Text extract ::
The Cromwell's mention is also funny, but barely
amounting to more than the burning of some churches if
that is what you re referring to.

> The core of the "theory," the central idea is simply
> this: that the most
> plebeian, dispossessed classes participating in a
> truly popular (popular
> as in made by the people, not popular as in a Gallup
> poll) will not want
> the revolution declared over and done with, but
> continuing, because as
> each successive privileged strata comes to the fore,
> the solution to the
> problems of that strata does not solve the problems
> of the French
> sans-culottes, of the Argentine descamisados, of the
> Cuban humildes.

Wow! This is really revealing as to the discussions in
the SWP if this is accurate. Marx, Lenin and Trotsky
NEVER started from any and all layers of society, but
SPECIFIC ones - like, let's say, the proletariat, or
the bourgeoisie, etc - and really never dissolved the
character of any revolution in its "popular" content -
That is to say a de-classed formulation.  No wonder
there was such a confusion inside the SWP as described
by you.

> You see this tendency in *every* great revolution
> and revolutionary
> process; it is a commonplace so much so that it is
> part of the culture,
> and reflected in novels and songs.

Not Marx or Lenin, and certainly not Trotsky.  The old
man insisted on the OPPOSITE - it is the conservative
character of the working class which make revolutions
possible, not its revolutionary character.  The mass
movement instinctive tendency is to find the
resolution of their problems WITHIN the system - as
they understand what a revolution  requires - and only
when such solutions are not possible, the working
class appeal to the revolutionary road. (LT: History
of the Russian Revolution).

>
> The essence of that approach or stance is to
> represent, not a certain
> solution or system or program, but a certain layer
> of the population,
> the oppressed, the exploited, the dispossessed, the
> wretched of the
> earth. To try to develop *their* organization,
> *their* self-confidence,
> so that they can become the ruling class.

Again, the declassed formulation. Parties - if that
what you mean for organization - represents the
interests of classes, not layers that cut across
different classes (even if the membership may and many
times does). There are the classes that create those
organizations and, more importantly, the institutions
of class rule (soviets, assemblies, coordinating
bodies,etc)

Annotated element listings ::
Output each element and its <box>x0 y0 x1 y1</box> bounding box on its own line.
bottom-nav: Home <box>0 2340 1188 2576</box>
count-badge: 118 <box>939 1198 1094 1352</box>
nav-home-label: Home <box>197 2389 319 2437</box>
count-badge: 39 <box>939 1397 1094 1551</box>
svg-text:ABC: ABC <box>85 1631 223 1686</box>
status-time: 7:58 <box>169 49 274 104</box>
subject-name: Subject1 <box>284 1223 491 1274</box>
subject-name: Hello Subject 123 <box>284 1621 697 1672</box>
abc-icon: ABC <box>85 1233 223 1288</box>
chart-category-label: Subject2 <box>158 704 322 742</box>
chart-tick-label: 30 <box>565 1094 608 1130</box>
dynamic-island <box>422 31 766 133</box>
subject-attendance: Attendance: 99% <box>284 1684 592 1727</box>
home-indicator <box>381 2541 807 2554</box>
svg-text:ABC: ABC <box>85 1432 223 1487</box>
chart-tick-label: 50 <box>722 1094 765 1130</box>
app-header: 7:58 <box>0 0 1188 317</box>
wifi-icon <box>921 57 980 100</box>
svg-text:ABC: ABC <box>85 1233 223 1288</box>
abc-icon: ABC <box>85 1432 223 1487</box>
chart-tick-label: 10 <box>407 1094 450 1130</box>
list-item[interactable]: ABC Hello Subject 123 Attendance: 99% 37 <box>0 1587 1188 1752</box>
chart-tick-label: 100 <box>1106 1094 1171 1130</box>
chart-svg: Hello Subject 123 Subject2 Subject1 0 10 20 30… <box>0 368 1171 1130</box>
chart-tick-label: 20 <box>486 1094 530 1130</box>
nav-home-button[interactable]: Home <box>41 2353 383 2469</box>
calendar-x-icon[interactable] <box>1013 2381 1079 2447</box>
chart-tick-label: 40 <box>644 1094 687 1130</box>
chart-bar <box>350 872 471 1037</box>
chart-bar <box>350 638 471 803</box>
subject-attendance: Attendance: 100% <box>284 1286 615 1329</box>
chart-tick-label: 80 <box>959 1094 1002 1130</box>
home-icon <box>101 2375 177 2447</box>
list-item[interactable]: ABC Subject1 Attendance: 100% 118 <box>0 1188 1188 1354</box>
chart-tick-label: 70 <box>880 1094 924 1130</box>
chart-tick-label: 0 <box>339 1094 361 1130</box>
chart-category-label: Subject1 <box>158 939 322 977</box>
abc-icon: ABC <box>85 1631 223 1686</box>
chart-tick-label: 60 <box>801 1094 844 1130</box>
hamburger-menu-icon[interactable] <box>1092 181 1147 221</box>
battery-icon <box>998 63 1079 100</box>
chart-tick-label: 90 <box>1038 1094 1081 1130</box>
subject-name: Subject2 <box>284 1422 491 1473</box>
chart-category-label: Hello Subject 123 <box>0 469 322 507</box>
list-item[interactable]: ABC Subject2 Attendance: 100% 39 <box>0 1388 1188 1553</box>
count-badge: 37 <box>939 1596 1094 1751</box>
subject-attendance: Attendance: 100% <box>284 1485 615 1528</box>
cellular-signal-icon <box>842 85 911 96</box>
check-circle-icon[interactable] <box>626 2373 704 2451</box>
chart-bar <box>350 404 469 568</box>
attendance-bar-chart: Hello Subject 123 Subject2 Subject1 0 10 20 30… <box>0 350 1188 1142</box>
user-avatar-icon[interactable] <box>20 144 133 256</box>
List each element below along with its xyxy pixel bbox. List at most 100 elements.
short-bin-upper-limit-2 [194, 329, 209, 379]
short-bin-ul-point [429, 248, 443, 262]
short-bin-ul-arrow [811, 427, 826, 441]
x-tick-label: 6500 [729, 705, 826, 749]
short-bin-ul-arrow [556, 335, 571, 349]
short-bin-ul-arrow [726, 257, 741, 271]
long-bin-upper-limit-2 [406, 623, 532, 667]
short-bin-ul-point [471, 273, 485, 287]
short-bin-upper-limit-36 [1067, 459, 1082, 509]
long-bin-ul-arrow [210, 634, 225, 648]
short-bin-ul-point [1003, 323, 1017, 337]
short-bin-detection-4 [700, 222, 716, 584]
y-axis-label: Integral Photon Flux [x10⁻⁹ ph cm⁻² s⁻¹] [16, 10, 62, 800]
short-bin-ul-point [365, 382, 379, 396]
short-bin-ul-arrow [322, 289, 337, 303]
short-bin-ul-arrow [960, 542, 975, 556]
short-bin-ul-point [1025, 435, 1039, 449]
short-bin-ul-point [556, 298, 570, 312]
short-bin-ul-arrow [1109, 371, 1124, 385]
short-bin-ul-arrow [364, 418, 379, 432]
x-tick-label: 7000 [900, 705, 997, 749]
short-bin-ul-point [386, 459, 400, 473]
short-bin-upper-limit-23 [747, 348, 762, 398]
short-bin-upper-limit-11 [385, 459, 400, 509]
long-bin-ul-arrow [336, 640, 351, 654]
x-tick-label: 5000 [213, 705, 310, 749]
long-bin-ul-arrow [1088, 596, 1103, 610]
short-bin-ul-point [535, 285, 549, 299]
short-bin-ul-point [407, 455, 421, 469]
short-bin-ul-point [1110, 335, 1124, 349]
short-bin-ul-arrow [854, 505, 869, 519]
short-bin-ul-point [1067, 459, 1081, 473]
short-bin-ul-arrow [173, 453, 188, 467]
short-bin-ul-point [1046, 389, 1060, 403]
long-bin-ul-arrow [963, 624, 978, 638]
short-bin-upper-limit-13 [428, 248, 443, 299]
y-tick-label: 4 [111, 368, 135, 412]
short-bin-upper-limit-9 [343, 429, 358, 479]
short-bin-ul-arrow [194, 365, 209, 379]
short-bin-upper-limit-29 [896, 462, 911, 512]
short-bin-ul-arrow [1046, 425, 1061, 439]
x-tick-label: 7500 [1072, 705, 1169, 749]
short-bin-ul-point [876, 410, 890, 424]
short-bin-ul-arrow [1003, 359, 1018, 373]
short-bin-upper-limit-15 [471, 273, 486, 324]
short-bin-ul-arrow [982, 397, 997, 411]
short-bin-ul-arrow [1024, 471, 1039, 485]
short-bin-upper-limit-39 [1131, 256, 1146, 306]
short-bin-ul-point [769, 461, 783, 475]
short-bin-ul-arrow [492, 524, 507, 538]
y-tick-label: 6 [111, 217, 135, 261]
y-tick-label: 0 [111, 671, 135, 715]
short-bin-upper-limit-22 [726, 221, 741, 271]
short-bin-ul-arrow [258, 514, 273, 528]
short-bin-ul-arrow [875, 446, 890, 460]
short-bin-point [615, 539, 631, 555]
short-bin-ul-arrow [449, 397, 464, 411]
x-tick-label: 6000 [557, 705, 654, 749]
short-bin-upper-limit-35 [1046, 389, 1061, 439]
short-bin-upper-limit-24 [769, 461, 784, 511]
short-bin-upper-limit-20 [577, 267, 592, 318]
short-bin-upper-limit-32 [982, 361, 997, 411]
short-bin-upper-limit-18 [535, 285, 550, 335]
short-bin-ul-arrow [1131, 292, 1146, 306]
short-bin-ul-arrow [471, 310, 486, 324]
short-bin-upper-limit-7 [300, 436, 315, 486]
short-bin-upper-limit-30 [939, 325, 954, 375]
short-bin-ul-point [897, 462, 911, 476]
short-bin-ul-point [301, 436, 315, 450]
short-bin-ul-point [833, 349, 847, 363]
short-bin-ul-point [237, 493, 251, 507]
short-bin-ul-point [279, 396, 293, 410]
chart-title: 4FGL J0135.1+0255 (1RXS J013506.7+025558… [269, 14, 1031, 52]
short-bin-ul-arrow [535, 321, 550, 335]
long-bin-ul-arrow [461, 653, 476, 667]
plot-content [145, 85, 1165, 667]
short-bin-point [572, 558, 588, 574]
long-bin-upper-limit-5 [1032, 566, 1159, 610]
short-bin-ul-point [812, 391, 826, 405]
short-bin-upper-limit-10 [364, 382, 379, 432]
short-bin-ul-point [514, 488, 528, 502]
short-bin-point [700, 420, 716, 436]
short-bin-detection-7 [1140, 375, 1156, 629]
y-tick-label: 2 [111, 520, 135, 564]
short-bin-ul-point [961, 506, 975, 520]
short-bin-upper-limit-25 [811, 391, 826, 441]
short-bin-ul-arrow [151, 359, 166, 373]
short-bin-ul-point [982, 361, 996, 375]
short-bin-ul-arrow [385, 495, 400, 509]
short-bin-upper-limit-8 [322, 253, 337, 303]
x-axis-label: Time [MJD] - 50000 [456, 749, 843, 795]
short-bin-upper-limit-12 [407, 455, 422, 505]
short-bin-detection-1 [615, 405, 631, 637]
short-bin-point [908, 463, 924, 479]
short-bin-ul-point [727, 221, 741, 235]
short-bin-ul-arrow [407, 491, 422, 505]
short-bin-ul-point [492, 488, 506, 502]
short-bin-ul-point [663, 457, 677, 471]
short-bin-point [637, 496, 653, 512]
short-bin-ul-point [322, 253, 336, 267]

Challenge 1 :: Echo the revolution debate excerpt word for word from "Not Marx or" to "the Russian Revolution).".
Challenge 2 :: List every national group of dispossessed people that the revolution debate excerpt names alongside its country.
Challenge 3 :: In the revolution debate excerpt, what does Trotsky say makes revolutions possible?
The records are not needed for any of these tasks.

Written reply 1 ::
Not Marx or Lenin, and certainly not Trotsky.  The old
man insisted on the OPPOSITE - it is the conservative
character of the working class which make revolutions
possible, not its revolutionary character.  The mass
movement instinctive tendency is to find the
resolution of their problems WITHIN the system - as
they understand what a revolution  requires - and only
when such solutions are not possible, the working
class appeal to the revolutionary road. (LT: History
of the Russian Revolution).

Written reply 2 :: French sans-culottes, Argentine descamisados, Cuban humildes

Written reply 3 :: The conservative character of the working class, not its revolutionary character.